• _Instruction_
Wherever a line holds the string "TradingView", copy that line.

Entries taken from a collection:
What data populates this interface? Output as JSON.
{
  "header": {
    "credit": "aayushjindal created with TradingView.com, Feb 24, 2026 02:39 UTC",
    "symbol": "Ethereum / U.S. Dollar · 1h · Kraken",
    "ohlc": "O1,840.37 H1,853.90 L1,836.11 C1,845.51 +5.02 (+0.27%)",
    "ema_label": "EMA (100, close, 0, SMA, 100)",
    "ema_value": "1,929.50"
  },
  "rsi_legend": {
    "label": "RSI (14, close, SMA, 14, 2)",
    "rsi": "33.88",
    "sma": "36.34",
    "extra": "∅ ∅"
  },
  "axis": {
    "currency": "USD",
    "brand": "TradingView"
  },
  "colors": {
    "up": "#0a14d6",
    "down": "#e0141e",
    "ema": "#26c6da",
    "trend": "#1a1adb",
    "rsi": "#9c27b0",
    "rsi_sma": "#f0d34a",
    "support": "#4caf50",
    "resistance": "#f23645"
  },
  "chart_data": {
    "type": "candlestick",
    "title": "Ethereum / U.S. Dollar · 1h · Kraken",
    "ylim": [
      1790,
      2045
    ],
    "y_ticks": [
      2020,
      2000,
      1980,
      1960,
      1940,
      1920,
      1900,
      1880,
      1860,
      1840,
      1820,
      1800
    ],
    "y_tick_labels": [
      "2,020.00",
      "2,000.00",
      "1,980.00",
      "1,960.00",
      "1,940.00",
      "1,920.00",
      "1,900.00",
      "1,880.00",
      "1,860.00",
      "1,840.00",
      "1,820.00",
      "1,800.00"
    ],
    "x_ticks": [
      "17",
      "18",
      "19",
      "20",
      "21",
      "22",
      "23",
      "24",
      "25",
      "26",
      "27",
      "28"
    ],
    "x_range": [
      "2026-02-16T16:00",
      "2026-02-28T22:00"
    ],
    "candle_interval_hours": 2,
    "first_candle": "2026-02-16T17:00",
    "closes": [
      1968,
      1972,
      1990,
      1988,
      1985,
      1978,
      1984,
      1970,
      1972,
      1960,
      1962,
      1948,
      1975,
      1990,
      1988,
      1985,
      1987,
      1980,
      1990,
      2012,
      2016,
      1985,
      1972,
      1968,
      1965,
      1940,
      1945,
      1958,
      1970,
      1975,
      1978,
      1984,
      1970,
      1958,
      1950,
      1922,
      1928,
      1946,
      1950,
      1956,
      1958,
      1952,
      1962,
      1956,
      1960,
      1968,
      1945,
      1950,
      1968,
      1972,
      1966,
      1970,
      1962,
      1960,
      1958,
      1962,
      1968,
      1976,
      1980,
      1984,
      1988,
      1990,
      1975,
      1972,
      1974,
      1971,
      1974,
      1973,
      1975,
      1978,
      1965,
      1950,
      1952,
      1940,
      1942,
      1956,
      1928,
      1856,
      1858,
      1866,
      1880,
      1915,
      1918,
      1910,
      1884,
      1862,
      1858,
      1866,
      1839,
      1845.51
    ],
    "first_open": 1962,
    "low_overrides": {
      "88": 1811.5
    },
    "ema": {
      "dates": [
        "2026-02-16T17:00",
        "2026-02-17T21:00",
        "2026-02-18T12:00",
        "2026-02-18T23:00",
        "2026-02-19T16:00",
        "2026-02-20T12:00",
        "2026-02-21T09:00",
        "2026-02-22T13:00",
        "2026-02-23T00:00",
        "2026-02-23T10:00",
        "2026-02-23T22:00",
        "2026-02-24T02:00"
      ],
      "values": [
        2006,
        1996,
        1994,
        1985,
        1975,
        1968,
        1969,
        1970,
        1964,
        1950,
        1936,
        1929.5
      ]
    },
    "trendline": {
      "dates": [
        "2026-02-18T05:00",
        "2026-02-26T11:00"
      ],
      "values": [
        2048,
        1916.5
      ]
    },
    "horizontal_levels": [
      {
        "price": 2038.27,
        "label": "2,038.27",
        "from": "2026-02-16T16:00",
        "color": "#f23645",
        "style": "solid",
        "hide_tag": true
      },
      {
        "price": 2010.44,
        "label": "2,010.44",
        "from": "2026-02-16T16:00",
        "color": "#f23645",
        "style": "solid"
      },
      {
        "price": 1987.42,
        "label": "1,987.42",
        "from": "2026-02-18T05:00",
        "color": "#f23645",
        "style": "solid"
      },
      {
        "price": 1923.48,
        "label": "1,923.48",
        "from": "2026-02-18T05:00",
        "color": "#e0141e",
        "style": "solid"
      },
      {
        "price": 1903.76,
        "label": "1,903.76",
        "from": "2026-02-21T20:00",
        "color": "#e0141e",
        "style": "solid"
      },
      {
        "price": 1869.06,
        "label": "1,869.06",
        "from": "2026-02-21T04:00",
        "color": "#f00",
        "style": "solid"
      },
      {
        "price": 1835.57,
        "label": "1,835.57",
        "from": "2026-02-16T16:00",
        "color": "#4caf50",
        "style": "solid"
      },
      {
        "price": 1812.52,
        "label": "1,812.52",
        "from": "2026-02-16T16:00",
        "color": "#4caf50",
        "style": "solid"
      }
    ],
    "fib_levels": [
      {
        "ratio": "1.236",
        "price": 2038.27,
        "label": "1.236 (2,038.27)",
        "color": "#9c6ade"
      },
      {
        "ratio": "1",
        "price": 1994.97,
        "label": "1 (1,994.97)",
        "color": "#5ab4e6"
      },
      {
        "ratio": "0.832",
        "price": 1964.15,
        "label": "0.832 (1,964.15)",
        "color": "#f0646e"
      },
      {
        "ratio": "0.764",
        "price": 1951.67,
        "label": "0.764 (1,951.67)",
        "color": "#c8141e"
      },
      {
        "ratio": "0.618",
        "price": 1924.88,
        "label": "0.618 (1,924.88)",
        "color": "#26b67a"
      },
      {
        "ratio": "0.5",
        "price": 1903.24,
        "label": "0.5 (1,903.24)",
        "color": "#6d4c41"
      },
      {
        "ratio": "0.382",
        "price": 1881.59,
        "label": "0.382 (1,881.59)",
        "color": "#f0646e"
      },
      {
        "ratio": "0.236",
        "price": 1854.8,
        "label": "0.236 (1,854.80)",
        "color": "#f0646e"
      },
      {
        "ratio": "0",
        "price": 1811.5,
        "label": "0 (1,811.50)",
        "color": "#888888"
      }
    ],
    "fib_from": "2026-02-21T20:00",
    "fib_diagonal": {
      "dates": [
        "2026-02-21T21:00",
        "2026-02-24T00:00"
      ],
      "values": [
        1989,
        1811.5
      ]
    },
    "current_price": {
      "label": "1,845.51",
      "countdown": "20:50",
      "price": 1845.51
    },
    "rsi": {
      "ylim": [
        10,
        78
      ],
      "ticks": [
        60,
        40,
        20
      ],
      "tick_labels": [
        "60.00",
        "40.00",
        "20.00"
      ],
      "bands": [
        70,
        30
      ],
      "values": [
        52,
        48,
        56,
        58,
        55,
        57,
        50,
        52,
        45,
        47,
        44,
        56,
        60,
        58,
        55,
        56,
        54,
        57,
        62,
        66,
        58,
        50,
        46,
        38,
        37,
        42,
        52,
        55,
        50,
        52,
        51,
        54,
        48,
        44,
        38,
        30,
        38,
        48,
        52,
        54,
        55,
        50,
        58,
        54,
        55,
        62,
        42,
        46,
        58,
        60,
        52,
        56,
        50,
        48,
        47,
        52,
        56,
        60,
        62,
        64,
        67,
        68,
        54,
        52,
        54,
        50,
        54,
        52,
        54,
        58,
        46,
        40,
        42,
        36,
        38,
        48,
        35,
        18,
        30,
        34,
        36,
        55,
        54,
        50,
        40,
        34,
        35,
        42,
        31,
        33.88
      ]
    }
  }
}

• _Output below_
    "credit": "aayushjindal created with TradingView.com, Feb 24, 2026 02:39 UTC",
    "brand": "TradingView"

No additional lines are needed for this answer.